[Records start]

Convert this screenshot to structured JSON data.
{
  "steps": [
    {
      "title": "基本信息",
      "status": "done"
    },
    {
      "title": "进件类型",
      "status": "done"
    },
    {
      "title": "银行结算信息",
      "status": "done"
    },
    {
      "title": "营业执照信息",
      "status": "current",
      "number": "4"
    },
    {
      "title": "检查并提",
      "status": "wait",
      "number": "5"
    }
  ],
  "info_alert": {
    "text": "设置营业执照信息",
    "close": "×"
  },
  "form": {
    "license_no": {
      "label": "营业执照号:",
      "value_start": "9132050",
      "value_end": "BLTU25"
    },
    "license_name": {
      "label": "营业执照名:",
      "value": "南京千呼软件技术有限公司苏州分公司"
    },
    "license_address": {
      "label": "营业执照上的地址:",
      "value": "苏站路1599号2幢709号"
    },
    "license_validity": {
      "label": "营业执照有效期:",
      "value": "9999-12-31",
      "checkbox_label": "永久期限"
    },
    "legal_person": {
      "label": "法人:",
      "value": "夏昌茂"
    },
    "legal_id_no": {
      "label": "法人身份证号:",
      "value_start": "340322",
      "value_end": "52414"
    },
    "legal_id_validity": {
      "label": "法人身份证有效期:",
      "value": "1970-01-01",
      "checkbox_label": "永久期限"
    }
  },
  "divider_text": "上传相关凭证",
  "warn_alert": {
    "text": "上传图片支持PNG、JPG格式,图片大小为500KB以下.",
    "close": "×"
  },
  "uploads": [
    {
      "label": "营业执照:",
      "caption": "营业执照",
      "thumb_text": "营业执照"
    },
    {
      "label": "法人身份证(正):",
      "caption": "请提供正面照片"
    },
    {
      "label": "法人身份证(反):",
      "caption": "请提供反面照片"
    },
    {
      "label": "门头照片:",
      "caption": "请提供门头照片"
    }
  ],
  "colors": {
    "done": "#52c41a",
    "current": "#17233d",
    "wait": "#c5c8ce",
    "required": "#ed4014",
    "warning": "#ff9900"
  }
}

[Records end]

Every entry above needs to be quoted exactly.

## Result for this exercise
Convert this screenshot to structured JSON data.
{
  "steps": [
    {
      "title": "基本信息",
      "status": "done"
    },
    {
      "title": "进件类型",
      "status": "done"
    },
    {
      "title": "银行结算信息",
      "status": "done"
    },
    {
      "title": "营业执照信息",
      "status": "current",
      "number": "4"
    },
    {
      "title": "检查并提",
      "status": "wait",
      "number": "5"
    }
  ],
  "info_alert": {
    "text": "设置营业执照信息",
    "close": "×"
  },
  "form": {
    "license_no": {
      "label": "营业执照号:",
      "value_start": "9132050",
      "value_end": "BLTU25"
    },
    "license_name": {
      "label": "营业执照名:",
      "value": "南京千呼软件技术有限公司苏州分公司"
    },
    "license_address": {
      "label": "营业执照上的地址:",
      "value": "苏站路1599号2幢709号"
    },
    "license_validity": {
      "label": "营业执照有效期:",
      "value": "9999-12-31",
      "checkbox_label": "永久期限"
    },
    "legal_person": {
      "label": "法人:",
      "value": "夏昌茂"
    },
    "legal_id_no": {
      "label": "法人身份证号:",
      "value_start": "340322",
      "value_end": "52414"
    },
    "legal_id_validity": {
      "label": "法人身份证有效期:",
      "value": "1970-01-01",
      "checkbox_label": "永久期限"
    }
  },
  "divider_text": "上传相关凭证",
  "warn_alert": {
    "text": "上传图片支持PNG、JPG格式,图片大小为500KB以下.",
    "close": "×"
  },
  "uploads": [
    {
      "label": "营业执照:",
      "caption": "营业执照",
      "thumb_text": "营业执照"
    },
    {
      "label": "法人身份证(正):",
      "caption": "请提供正面照片"
    },
    {
      "label": "法人身份证(反):",
      "caption": "请提供反面照片"
    },
    {
      "label": "门头照片:",
      "caption": "请提供门头照片"
    }
  ],
  "colors": {
    "done": "#52c41a",
    "current": "#17233d",
    "wait": "#c5c8ce",
    "required": "#ed4014",
    "warning": "#ff9900"
  }
}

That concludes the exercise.